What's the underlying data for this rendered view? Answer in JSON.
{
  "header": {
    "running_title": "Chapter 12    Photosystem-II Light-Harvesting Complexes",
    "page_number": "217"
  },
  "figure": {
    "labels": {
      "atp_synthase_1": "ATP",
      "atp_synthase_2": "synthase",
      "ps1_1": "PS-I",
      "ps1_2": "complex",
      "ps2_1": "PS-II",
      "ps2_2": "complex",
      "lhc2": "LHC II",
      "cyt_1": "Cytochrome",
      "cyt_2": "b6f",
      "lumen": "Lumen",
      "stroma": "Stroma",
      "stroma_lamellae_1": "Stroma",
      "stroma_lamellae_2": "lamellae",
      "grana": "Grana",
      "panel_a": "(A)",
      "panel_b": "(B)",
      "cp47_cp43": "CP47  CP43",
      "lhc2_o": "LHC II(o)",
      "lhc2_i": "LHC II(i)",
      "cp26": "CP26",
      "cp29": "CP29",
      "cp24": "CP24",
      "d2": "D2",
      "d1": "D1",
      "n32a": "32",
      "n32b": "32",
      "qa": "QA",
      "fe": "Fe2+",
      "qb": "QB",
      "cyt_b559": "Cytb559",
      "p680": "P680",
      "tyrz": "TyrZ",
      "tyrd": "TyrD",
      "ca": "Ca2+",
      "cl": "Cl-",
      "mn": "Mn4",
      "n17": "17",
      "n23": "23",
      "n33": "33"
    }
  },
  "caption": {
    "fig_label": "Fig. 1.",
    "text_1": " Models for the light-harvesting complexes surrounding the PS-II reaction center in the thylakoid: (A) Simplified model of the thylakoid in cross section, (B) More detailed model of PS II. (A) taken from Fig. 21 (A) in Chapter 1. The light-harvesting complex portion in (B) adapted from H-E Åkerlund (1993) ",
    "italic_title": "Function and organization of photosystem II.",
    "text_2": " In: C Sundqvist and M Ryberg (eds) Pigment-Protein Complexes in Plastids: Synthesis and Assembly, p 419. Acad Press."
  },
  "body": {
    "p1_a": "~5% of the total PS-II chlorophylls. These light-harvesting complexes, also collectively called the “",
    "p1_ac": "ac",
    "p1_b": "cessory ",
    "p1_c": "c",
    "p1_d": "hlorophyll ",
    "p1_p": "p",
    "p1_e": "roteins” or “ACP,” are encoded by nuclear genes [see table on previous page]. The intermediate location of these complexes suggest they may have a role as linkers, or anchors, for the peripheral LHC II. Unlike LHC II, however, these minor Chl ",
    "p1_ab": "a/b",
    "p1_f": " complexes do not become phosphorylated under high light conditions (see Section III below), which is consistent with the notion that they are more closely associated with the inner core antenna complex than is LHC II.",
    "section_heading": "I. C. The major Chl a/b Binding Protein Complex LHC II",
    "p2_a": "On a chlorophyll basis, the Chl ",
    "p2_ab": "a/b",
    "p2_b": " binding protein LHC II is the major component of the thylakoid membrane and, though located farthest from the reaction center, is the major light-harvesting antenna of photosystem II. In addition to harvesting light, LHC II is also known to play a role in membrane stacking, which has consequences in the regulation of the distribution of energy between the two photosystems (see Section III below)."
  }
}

** Your assignment **
Reproduce each record exactly as written above.

** Answer to the exercise **
What's the underlying data for this rendered view? Answer in JSON.
{
  "header": {
    "running_title": "Chapter 12    Photosystem-II Light-Harvesting Complexes",
    "page_number": "217"
  },
  "figure": {
    "labels": {
      "atp_synthase_1": "ATP",
      "atp_synthase_2": "synthase",
      "ps1_1": "PS-I",
      "ps1_2": "complex",
      "ps2_1": "PS-II",
      "ps2_2": "complex",
      "lhc2": "LHC II",
      "cyt_1": "Cytochrome",
      "cyt_2": "b6f",
      "lumen": "Lumen",
      "stroma": "Stroma",
      "stroma_lamellae_1": "Stroma",
      "stroma_lamellae_2": "lamellae",
      "grana": "Grana",
      "panel_a": "(A)",
      "panel_b": "(B)",
      "cp47_cp43": "CP47  CP43",
      "lhc2_o": "LHC II(o)",
      "lhc2_i": "LHC II(i)",
      "cp26": "CP26",
      "cp29": "CP29",
      "cp24": "CP24",
      "d2": "D2",
      "d1": "D1",
      "n32a": "32",
      "n32b": "32",
      "qa": "QA",
      "fe": "Fe2+",
      "qb": "QB",
      "cyt_b559": "Cytb559",
      "p680": "P680",
      "tyrz": "TyrZ",
      "tyrd": "TyrD",
      "ca": "Ca2+",
      "cl": "Cl-",
      "mn": "Mn4",
      "n17": "17",
      "n23": "23",
      "n33": "33"
    }
  },
  "caption": {
    "fig_label": "Fig. 1.",
    "text_1": " Models for the light-harvesting complexes surrounding the PS-II reaction center in the thylakoid: (A) Simplified model of the thylakoid in cross section, (B) More detailed model of PS II. (A) taken from Fig. 21 (A) in Chapter 1. The light-harvesting complex portion in (B) adapted from H-E Åkerlund (1993) ",
    "italic_title": "Function and organization of photosystem II.",
    "text_2": " In: C Sundqvist and M Ryberg (eds) Pigment-Protein Complexes in Plastids: Synthesis and Assembly, p 419. Acad Press."
  },
  "body": {
    "p1_a": "~5% of the total PS-II chlorophylls. These light-harvesting complexes, also collectively called the “",
    "p1_ac": "ac",
    "p1_b": "cessory ",
    "p1_c": "c",
    "p1_d": "hlorophyll ",
    "p1_p": "p",
    "p1_e": "roteins” or “ACP,” are encoded by nuclear genes [see table on previous page]. The intermediate location of these complexes suggest they may have a role as linkers, or anchors, for the peripheral LHC II. Unlike LHC II, however, these minor Chl ",
    "p1_ab": "a/b",
    "p1_f": " complexes do not become phosphorylated under high light conditions (see Section III below), which is consistent with the notion that they are more closely associated with the inner core antenna complex than is LHC II.",
    "section_heading": "I. C. The major Chl a/b Binding Protein Complex LHC II",
    "p2_a": "On a chlorophyll basis, the Chl ",
    "p2_ab": "a/b",
    "p2_b": " binding protein LHC II is the major component of the thylakoid membrane and, though located farthest from the reaction center, is the major light-harvesting antenna of photosystem II. In addition to harvesting light, LHC II is also known to play a role in membrane stacking, which has consequences in the regulation of the distribution of energy between the two photosystems (see Section III below)."
  }
}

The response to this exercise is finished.